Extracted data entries
[start]
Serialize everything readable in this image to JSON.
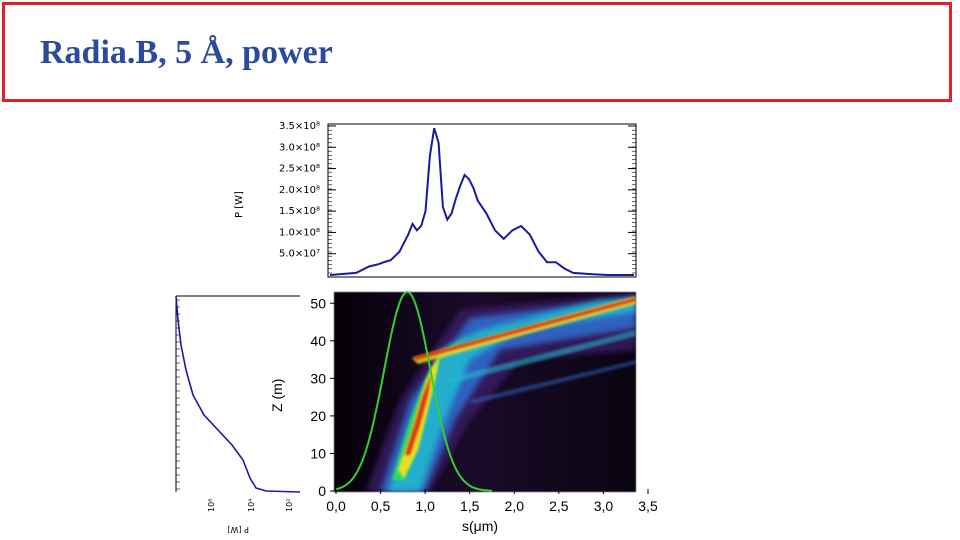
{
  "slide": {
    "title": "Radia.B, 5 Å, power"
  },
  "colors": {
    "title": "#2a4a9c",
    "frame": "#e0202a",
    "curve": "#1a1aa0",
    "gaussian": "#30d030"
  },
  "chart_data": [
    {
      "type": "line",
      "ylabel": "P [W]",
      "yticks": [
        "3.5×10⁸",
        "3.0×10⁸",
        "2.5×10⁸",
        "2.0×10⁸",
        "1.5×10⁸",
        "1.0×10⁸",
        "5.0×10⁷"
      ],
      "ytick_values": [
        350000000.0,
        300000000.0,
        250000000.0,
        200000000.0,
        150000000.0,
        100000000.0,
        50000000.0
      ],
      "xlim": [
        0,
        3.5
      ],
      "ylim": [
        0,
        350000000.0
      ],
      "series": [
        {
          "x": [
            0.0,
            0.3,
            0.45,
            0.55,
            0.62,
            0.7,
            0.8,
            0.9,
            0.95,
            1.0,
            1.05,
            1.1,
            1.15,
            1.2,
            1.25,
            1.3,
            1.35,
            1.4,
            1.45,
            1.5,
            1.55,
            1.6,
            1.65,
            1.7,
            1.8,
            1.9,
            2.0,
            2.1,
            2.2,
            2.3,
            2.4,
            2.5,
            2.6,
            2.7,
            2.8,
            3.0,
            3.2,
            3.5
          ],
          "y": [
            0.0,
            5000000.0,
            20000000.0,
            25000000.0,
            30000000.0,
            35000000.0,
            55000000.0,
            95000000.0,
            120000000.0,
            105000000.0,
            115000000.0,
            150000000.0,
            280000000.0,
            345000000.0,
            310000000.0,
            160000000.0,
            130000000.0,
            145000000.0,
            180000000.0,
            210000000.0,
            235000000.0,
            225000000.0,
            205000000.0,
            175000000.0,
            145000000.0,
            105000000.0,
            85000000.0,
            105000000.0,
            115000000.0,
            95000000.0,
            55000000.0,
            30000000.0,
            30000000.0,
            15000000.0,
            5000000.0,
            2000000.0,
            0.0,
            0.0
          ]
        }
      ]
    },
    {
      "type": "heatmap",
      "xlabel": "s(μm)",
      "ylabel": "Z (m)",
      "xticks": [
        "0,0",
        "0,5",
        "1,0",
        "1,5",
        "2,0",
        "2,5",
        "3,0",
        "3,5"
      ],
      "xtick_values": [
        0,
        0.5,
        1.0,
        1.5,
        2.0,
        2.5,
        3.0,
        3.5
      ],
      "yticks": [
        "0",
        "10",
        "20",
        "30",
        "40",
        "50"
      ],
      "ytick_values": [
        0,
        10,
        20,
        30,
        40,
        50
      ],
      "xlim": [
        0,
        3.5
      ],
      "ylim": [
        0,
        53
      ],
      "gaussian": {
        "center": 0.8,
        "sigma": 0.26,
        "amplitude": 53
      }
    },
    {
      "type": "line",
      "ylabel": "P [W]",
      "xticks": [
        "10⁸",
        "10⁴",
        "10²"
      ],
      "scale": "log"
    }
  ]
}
[end]
[start]
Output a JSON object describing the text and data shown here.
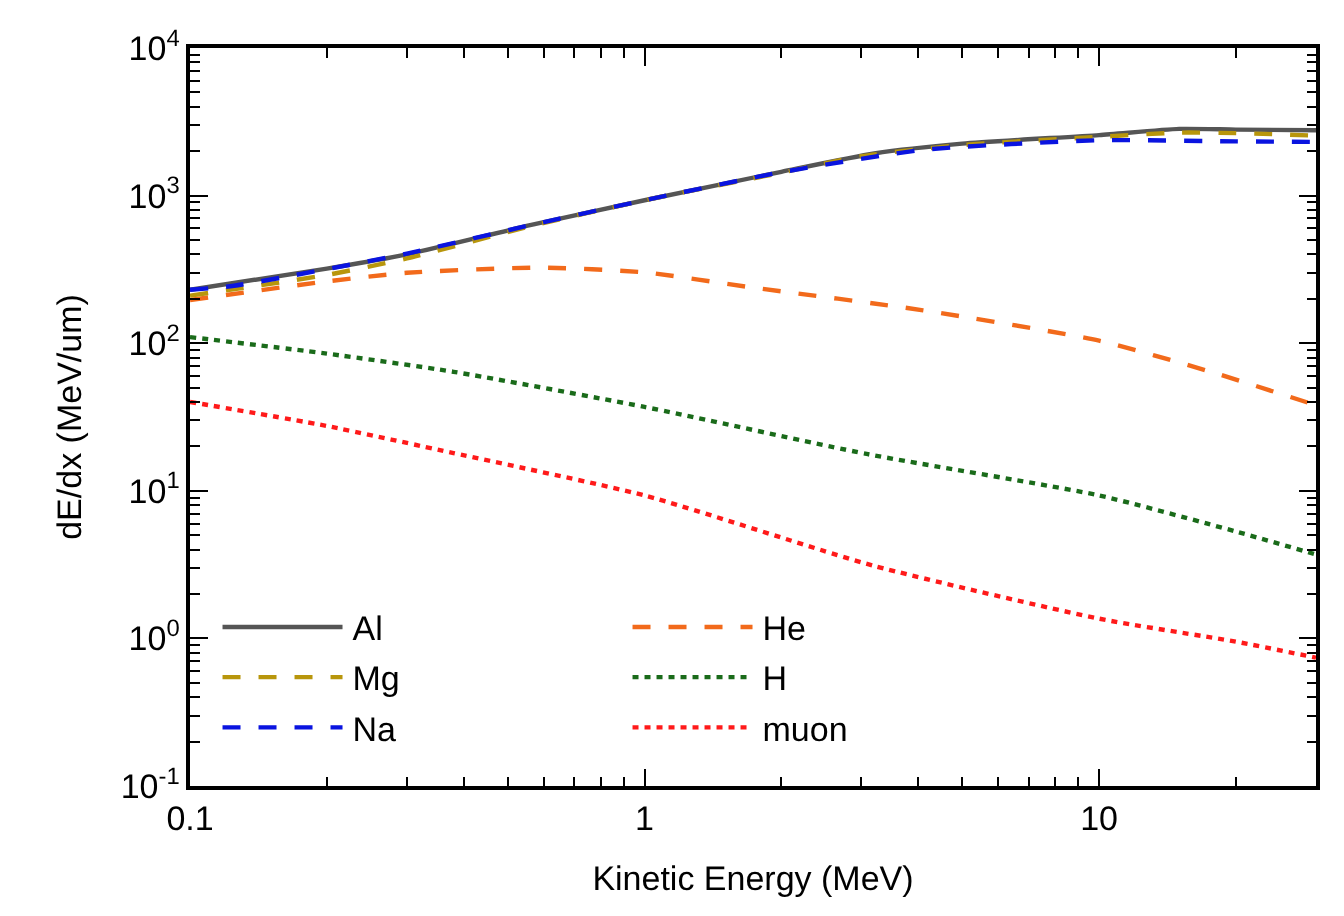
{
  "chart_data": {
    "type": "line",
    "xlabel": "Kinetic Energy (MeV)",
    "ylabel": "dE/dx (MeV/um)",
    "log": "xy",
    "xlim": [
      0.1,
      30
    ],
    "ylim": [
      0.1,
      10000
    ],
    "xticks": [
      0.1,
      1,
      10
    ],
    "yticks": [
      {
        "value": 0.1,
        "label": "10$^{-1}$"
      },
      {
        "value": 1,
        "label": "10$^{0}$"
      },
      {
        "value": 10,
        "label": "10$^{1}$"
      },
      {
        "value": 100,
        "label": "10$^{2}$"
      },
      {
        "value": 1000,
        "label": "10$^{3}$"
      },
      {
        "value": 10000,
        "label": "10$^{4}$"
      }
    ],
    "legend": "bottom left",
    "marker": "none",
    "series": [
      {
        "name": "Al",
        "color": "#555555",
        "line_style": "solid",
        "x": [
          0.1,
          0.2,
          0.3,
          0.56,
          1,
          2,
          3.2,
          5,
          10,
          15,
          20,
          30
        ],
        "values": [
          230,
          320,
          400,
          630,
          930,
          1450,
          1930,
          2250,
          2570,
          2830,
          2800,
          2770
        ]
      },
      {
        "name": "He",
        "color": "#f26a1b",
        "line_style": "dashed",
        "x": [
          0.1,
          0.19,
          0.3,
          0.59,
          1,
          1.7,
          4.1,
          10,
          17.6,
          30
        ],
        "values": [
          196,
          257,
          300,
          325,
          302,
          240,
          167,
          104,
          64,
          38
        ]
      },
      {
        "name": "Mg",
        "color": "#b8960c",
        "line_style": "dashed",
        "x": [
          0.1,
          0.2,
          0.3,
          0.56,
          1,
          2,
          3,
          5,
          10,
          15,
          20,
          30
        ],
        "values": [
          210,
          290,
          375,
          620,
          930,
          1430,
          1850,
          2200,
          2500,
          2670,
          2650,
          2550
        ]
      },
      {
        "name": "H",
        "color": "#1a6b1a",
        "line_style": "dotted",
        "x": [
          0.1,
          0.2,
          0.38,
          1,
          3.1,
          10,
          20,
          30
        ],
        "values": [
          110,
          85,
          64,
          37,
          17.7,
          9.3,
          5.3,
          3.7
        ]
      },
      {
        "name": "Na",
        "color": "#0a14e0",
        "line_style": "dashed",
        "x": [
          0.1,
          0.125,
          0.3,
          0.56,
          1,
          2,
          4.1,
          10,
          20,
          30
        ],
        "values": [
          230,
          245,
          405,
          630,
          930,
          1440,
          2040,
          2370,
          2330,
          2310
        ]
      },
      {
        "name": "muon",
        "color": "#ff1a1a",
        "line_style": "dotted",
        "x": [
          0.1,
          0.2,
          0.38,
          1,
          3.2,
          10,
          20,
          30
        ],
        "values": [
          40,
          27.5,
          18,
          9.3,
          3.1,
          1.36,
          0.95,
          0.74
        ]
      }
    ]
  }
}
[end]
Task requirements:
Copy out every line from the data above that has "JSON" in it.

Result of the task:
Serialize everything readable in this image to JSON.
Output a JSON object describing the text and data shown here.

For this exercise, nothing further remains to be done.